PROBLEM TO SOLVE – Could you copy the entries between the line holding "Give bounding boxes" and the line holding "tile[interactable]: كچاد <box>883", both included, character for character?
|---|
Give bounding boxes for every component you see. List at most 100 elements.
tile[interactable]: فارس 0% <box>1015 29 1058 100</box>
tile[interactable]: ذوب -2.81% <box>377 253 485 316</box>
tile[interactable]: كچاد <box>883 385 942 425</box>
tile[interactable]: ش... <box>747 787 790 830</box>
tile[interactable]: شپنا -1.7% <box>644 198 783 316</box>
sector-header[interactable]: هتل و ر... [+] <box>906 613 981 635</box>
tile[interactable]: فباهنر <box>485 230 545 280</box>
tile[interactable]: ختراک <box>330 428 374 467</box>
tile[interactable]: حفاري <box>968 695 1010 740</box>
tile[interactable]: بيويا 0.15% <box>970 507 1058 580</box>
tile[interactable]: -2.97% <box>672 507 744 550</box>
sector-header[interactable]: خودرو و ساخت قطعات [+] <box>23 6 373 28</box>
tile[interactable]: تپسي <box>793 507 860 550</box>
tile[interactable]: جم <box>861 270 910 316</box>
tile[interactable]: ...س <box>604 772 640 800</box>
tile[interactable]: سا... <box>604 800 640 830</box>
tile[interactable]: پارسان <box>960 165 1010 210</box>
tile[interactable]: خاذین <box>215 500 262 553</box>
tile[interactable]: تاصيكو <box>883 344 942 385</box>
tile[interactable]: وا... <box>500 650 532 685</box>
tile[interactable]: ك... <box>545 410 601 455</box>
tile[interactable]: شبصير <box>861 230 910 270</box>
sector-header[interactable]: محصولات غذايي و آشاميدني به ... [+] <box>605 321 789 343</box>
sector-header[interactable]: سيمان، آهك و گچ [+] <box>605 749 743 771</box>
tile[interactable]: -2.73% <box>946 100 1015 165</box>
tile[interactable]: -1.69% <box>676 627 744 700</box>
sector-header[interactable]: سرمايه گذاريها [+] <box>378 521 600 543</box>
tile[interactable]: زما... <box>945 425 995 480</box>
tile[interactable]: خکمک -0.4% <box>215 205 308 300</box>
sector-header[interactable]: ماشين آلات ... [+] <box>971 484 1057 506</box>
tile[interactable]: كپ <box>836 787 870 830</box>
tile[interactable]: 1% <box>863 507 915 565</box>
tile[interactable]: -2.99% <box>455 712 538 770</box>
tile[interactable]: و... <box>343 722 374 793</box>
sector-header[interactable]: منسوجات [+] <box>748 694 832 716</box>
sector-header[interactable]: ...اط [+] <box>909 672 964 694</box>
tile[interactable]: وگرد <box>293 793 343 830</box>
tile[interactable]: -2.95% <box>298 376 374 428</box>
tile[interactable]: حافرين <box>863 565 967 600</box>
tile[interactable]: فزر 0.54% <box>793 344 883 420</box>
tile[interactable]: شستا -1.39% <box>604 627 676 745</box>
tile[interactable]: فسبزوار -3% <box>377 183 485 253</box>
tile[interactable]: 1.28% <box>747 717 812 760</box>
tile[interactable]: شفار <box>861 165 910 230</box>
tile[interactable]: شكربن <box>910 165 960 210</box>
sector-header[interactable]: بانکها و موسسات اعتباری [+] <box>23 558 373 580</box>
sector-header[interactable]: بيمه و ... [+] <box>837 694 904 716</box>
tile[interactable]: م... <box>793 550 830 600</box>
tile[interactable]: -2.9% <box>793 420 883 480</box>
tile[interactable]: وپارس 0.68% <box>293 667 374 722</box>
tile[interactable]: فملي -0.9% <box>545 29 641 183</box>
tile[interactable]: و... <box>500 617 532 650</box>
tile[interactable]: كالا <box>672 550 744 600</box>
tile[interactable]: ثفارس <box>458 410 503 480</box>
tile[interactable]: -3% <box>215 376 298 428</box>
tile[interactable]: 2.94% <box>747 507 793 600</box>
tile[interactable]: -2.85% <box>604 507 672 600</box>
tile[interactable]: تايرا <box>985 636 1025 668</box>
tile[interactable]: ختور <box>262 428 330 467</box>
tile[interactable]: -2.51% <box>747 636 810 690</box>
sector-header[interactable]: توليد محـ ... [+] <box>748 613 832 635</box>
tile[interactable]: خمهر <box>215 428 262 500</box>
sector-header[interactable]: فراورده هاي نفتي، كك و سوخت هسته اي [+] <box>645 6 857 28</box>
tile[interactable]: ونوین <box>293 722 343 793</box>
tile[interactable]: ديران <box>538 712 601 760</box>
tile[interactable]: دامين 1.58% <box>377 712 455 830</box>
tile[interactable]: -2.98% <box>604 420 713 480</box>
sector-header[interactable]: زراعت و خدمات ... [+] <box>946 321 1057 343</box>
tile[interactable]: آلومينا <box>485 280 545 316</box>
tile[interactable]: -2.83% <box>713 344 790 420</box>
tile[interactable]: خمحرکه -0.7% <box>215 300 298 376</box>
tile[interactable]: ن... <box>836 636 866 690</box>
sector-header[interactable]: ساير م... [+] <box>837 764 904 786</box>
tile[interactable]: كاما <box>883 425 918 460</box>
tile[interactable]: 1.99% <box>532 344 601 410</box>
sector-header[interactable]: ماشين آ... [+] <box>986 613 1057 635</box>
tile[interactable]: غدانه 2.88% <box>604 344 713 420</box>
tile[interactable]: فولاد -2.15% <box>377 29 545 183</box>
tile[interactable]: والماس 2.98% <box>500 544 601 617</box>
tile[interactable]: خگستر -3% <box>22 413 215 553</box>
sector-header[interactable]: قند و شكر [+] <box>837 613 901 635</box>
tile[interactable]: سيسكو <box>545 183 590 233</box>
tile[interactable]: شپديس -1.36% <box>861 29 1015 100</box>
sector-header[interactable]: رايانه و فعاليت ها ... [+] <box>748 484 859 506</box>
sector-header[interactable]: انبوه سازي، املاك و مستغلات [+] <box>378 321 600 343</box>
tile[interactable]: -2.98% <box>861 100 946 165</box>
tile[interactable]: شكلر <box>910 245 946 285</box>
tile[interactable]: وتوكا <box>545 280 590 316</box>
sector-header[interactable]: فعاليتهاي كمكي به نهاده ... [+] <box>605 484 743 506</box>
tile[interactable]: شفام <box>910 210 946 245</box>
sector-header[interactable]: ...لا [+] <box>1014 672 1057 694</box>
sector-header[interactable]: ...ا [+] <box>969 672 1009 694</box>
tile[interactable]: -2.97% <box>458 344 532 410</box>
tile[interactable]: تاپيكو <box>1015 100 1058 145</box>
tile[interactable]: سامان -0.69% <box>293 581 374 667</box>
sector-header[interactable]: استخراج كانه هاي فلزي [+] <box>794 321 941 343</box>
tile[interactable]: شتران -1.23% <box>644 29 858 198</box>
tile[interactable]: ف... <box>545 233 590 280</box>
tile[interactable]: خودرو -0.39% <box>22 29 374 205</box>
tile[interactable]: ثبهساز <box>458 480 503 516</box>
|---|
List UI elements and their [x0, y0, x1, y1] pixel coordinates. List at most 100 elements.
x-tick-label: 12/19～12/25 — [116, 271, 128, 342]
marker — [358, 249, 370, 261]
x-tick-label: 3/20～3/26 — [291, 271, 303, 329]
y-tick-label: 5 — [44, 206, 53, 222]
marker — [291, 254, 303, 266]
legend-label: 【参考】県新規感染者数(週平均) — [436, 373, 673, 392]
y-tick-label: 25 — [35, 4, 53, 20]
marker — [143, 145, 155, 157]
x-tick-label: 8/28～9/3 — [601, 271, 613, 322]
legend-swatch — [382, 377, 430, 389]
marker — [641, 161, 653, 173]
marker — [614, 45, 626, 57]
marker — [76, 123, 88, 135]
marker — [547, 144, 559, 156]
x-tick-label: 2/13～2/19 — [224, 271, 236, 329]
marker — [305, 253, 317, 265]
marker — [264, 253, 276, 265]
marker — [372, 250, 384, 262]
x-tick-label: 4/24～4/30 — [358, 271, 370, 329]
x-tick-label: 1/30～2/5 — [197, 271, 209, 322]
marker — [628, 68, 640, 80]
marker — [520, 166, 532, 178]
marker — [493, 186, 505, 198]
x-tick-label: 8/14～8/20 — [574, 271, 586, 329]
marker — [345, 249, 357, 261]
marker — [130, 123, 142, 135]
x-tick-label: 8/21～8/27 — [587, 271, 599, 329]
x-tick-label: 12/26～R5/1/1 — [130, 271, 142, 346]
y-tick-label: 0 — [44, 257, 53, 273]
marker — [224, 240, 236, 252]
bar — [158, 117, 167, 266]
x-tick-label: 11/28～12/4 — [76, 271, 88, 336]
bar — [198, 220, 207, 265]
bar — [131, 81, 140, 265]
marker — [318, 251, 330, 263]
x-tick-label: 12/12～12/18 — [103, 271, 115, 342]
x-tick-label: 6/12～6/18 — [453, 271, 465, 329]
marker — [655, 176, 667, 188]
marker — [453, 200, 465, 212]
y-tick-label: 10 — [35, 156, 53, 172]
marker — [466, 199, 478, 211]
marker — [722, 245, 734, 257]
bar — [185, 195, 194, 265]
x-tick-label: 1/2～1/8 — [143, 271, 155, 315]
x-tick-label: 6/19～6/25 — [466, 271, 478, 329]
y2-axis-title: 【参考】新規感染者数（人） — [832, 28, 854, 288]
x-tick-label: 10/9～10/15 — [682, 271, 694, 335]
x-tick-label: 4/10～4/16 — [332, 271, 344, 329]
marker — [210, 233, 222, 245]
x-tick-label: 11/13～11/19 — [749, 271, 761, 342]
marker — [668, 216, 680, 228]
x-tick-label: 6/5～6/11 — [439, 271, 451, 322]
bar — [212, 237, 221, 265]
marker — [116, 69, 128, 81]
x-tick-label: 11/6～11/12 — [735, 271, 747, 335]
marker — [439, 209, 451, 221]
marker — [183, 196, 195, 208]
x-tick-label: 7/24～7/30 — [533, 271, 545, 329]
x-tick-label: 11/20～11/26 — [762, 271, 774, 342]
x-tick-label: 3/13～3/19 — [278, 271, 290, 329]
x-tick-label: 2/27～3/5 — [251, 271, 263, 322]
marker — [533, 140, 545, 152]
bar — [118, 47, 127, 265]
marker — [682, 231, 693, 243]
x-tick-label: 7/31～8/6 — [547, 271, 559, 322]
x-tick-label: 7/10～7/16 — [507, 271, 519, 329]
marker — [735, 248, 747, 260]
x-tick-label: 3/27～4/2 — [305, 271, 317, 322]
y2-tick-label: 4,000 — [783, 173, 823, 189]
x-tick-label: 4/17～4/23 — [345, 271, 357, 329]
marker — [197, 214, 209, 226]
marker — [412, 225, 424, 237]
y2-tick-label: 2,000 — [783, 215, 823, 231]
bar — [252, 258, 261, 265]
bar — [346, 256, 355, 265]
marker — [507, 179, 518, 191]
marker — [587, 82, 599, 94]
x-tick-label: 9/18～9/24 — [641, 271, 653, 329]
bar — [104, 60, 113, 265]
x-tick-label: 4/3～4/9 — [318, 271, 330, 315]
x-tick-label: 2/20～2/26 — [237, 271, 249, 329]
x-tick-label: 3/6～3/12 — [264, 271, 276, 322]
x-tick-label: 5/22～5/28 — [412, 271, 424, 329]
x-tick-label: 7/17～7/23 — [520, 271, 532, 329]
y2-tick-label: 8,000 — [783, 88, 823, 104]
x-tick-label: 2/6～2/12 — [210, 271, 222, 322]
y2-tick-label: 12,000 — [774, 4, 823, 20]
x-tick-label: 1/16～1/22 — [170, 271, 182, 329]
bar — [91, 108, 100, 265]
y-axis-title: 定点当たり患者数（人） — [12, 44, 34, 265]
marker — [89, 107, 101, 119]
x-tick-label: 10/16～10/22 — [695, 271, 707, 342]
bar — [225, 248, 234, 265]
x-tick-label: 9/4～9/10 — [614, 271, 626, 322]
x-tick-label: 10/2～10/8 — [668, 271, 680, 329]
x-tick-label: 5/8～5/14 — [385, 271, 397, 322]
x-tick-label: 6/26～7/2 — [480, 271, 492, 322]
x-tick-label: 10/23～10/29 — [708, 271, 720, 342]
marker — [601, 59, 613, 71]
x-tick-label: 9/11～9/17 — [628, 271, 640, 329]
|---|
OUTPUT OF THE TASK –
Give bounding boxes for every component you see. List at most 100 elements.
tile[interactable]: فارس 0% <box>1015 29 1058 100</box>
tile[interactable]: ذوب -2.81% <box>377 253 485 316</box>
tile[interactable]: كچاد <box>883 385 942 425</box>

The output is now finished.